== What the task asks ==
Pull each line holding the word "Component" from the data.

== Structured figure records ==
※

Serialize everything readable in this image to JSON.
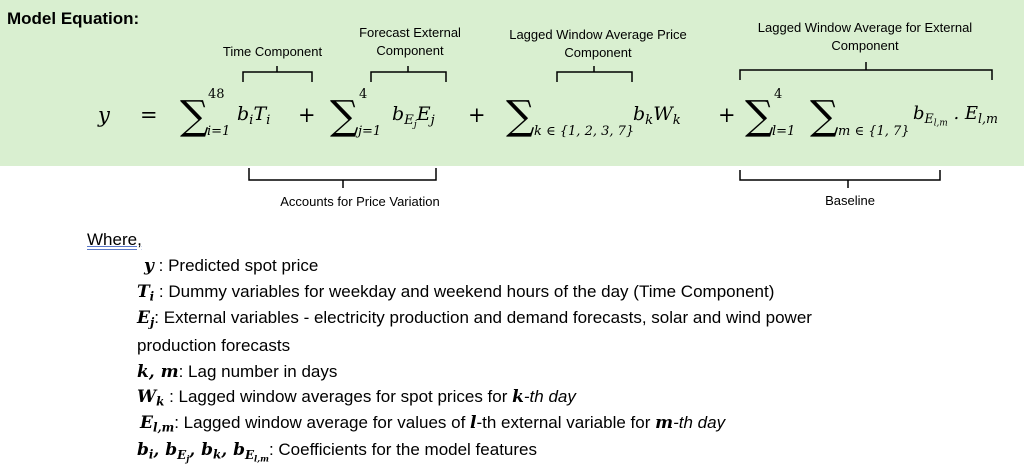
{
  "heading": "Model Equation:",
  "captions": {
    "time": "Time Component",
    "forecast_line1": "Forecast External",
    "forecast_line2": "Component",
    "lagged_price_line1": "Lagged Window Average Price",
    "lagged_price_line2": "Component",
    "lagged_ext_line1": "Lagged Window Average for External",
    "lagged_ext_line2": "Component",
    "price_variation": "Accounts for Price Variation",
    "baseline": "Baseline"
  },
  "equation": {
    "lhs": "y",
    "equals": "=",
    "sum1_upper": "48",
    "sum1_lower": "i=1",
    "sum2_upper": "4",
    "sum2_lower": "j=1",
    "sum3_lower": "k ∈ {1, 2, 3, 7}",
    "sum4_upper": "4",
    "sum4_lower": "l=1",
    "sum5_lower": "m ∈ {1, 7}",
    "plus": "+"
  },
  "where": "Where,",
  "definitions": {
    "y": ": Predicted spot price",
    "t": ": Dummy variables for weekday and weekend hours of the day (Time Component)",
    "e_line1": ": External variables - electricity production and demand forecasts, solar and wind power",
    "e_line2": "production forecasts",
    "km": ": Lag number in days",
    "w_text": ": Lagged window averages for spot prices for ",
    "w_bold": "k",
    "w_tail": "-th day",
    "el_text": ": Lagged window average for values of ",
    "el_bold_l": "l",
    "el_mid": "-th external variable for ",
    "el_bold_m": "m",
    "el_tail": "-th day",
    "coef": ": Coefficients for the model features"
  }
}
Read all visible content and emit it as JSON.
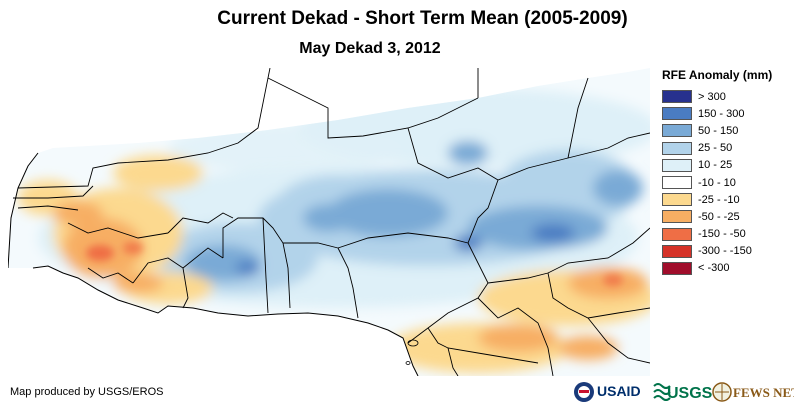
{
  "title": "Current Dekad - Short Term Mean (2005-2009)",
  "subtitle": "May Dekad 3, 2012",
  "legend": {
    "title": "RFE Anomaly (mm)",
    "items": [
      {
        "label": "> 300",
        "color": "#27318e"
      },
      {
        "label": "150 - 300",
        "color": "#4a7cc2"
      },
      {
        "label": "50 - 150",
        "color": "#7aaad6"
      },
      {
        "label": "25 - 50",
        "color": "#b2d3ea"
      },
      {
        "label": "10 - 25",
        "color": "#def0f8"
      },
      {
        "label": "-10 - 10",
        "color": "#ffffff"
      },
      {
        "label": "-25 - -10",
        "color": "#fcd98f"
      },
      {
        "label": "-50 - -25",
        "color": "#f7ae63"
      },
      {
        "label": "-150 - -50",
        "color": "#ef6e45"
      },
      {
        "label": "-300 - -150",
        "color": "#d53228"
      },
      {
        "label": "< -300",
        "color": "#a00d2b"
      }
    ]
  },
  "credit": "Map produced by USGS/EROS",
  "logos": {
    "usaid": "USAID",
    "usgs": "USGS",
    "fewsnet": "FEWS NET"
  }
}
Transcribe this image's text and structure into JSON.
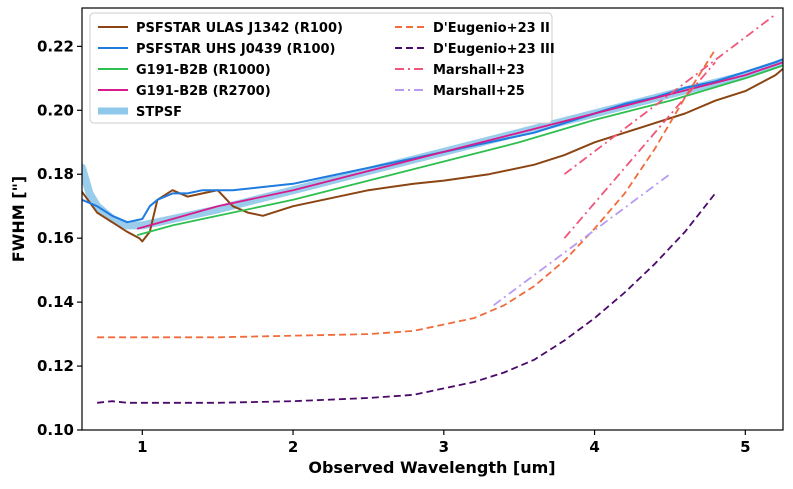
{
  "chart_data": {
    "type": "line",
    "xlabel": "Observed Wavelength [um]",
    "ylabel": "FWHM [\"]",
    "xlim": [
      0.6,
      5.25
    ],
    "ylim": [
      0.1,
      0.232
    ],
    "xticks": [
      1,
      2,
      3,
      4,
      5
    ],
    "yticks": [
      0.1,
      0.12,
      0.14,
      0.16,
      0.18,
      0.2,
      0.22
    ],
    "ytick_labels": [
      "0.10",
      "0.12",
      "0.14",
      "0.16",
      "0.18",
      "0.20",
      "0.22"
    ],
    "grid": false,
    "legend_position": "top-left",
    "series": [
      {
        "name": "PSFSTAR ULAS J1342 (R100)",
        "color": "#8B4513",
        "style": "solid",
        "width": 2,
        "x": [
          0.6,
          0.7,
          0.8,
          0.9,
          0.98,
          1.0,
          1.05,
          1.1,
          1.2,
          1.3,
          1.4,
          1.5,
          1.6,
          1.7,
          1.8,
          2.0,
          2.2,
          2.5,
          2.8,
          3.0,
          3.3,
          3.6,
          3.8,
          4.0,
          4.2,
          4.4,
          4.6,
          4.8,
          5.0,
          5.2,
          5.25
        ],
        "y": [
          0.1745,
          0.168,
          0.165,
          0.162,
          0.16,
          0.159,
          0.162,
          0.172,
          0.175,
          0.173,
          0.174,
          0.175,
          0.17,
          0.168,
          0.167,
          0.17,
          0.172,
          0.175,
          0.177,
          0.178,
          0.18,
          0.183,
          0.186,
          0.19,
          0.193,
          0.196,
          0.199,
          0.203,
          0.206,
          0.211,
          0.213
        ]
      },
      {
        "name": "PSFSTAR UHS J0439 (R100)",
        "color": "#1E7BE0",
        "style": "solid",
        "width": 2,
        "x": [
          0.6,
          0.7,
          0.8,
          0.9,
          1.0,
          1.05,
          1.1,
          1.2,
          1.3,
          1.4,
          1.6,
          1.8,
          2.0,
          2.2,
          2.5,
          2.8,
          3.0,
          3.3,
          3.6,
          3.8,
          4.0,
          4.2,
          4.4,
          4.6,
          4.8,
          5.0,
          5.2,
          5.25
        ],
        "y": [
          0.172,
          0.17,
          0.167,
          0.165,
          0.166,
          0.17,
          0.172,
          0.174,
          0.174,
          0.175,
          0.175,
          0.176,
          0.177,
          0.179,
          0.182,
          0.185,
          0.187,
          0.19,
          0.193,
          0.196,
          0.199,
          0.202,
          0.204,
          0.207,
          0.209,
          0.212,
          0.215,
          0.216
        ]
      },
      {
        "name": "G191-B2B (R1000)",
        "color": "#2EBF4F",
        "style": "solid",
        "width": 1.8,
        "x": [
          0.97,
          1.2,
          1.5,
          2.0,
          2.5,
          3.0,
          3.5,
          4.0,
          4.5,
          5.0,
          5.25
        ],
        "y": [
          0.161,
          0.164,
          0.167,
          0.172,
          0.178,
          0.184,
          0.19,
          0.197,
          0.203,
          0.21,
          0.214
        ]
      },
      {
        "name": "G191-B2B (R2700)",
        "color": "#D81B8C",
        "style": "solid",
        "width": 1.8,
        "x": [
          0.97,
          1.2,
          1.5,
          2.0,
          2.5,
          3.0,
          3.5,
          4.0,
          4.5,
          5.0,
          5.25
        ],
        "y": [
          0.163,
          0.166,
          0.17,
          0.175,
          0.181,
          0.187,
          0.193,
          0.199,
          0.205,
          0.211,
          0.215
        ]
      },
      {
        "name": "STPSF",
        "color": "#8FC8EA",
        "style": "solid",
        "width": 8,
        "x": [
          0.6,
          0.65,
          0.7,
          0.8,
          0.9,
          1.0,
          1.2,
          1.5,
          2.0,
          2.5,
          3.0,
          3.5,
          4.0,
          4.5,
          5.0,
          5.25
        ],
        "y": [
          0.182,
          0.174,
          0.17,
          0.166,
          0.164,
          0.164,
          0.166,
          0.169,
          0.175,
          0.181,
          0.187,
          0.193,
          0.199,
          0.205,
          0.211,
          0.215
        ]
      },
      {
        "name": "D'Eugenio+23 II",
        "color": "#F26B3A",
        "style": "dashed",
        "width": 1.8,
        "x": [
          0.7,
          1.0,
          1.5,
          2.0,
          2.5,
          2.8,
          3.0,
          3.2,
          3.4,
          3.6,
          3.8,
          4.0,
          4.2,
          4.4,
          4.6,
          4.8
        ],
        "y": [
          0.129,
          0.129,
          0.129,
          0.1295,
          0.13,
          0.131,
          0.133,
          0.135,
          0.139,
          0.145,
          0.153,
          0.163,
          0.174,
          0.188,
          0.204,
          0.219
        ]
      },
      {
        "name": "D'Eugenio+23 III",
        "color": "#4B0A6B",
        "style": "dashed",
        "width": 1.8,
        "x": [
          0.7,
          0.8,
          0.9,
          1.0,
          1.5,
          2.0,
          2.5,
          2.8,
          3.0,
          3.2,
          3.4,
          3.6,
          3.8,
          4.0,
          4.2,
          4.4,
          4.6,
          4.8
        ],
        "y": [
          0.1085,
          0.109,
          0.1085,
          0.1085,
          0.1085,
          0.109,
          0.11,
          0.111,
          0.113,
          0.115,
          0.118,
          0.122,
          0.128,
          0.135,
          0.143,
          0.152,
          0.162,
          0.174
        ]
      },
      {
        "name": "Marshall+23",
        "color": "#F0557A",
        "style": "dashdot",
        "width": 1.8,
        "segments": [
          {
            "x": [
              3.8,
              4.8
            ],
            "y": [
              0.16,
              0.215
            ]
          },
          {
            "x": [
              3.8,
              5.2
            ],
            "y": [
              0.18,
              0.23
            ]
          }
        ]
      },
      {
        "name": "Marshall+25",
        "color": "#B79BF0",
        "style": "dashdot",
        "width": 1.8,
        "x": [
          3.33,
          4.5
        ],
        "y": [
          0.139,
          0.18
        ]
      }
    ]
  }
}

※

== Result for this exercise ==
    "time": "Time Component",
    "forecast_line2": "Component",
    "lagged_price_line2": "Component",
    "lagged_ext_line2": "Component",
    "t": ": Dummy variables for weekday and weekend hours of the day (Time Component)",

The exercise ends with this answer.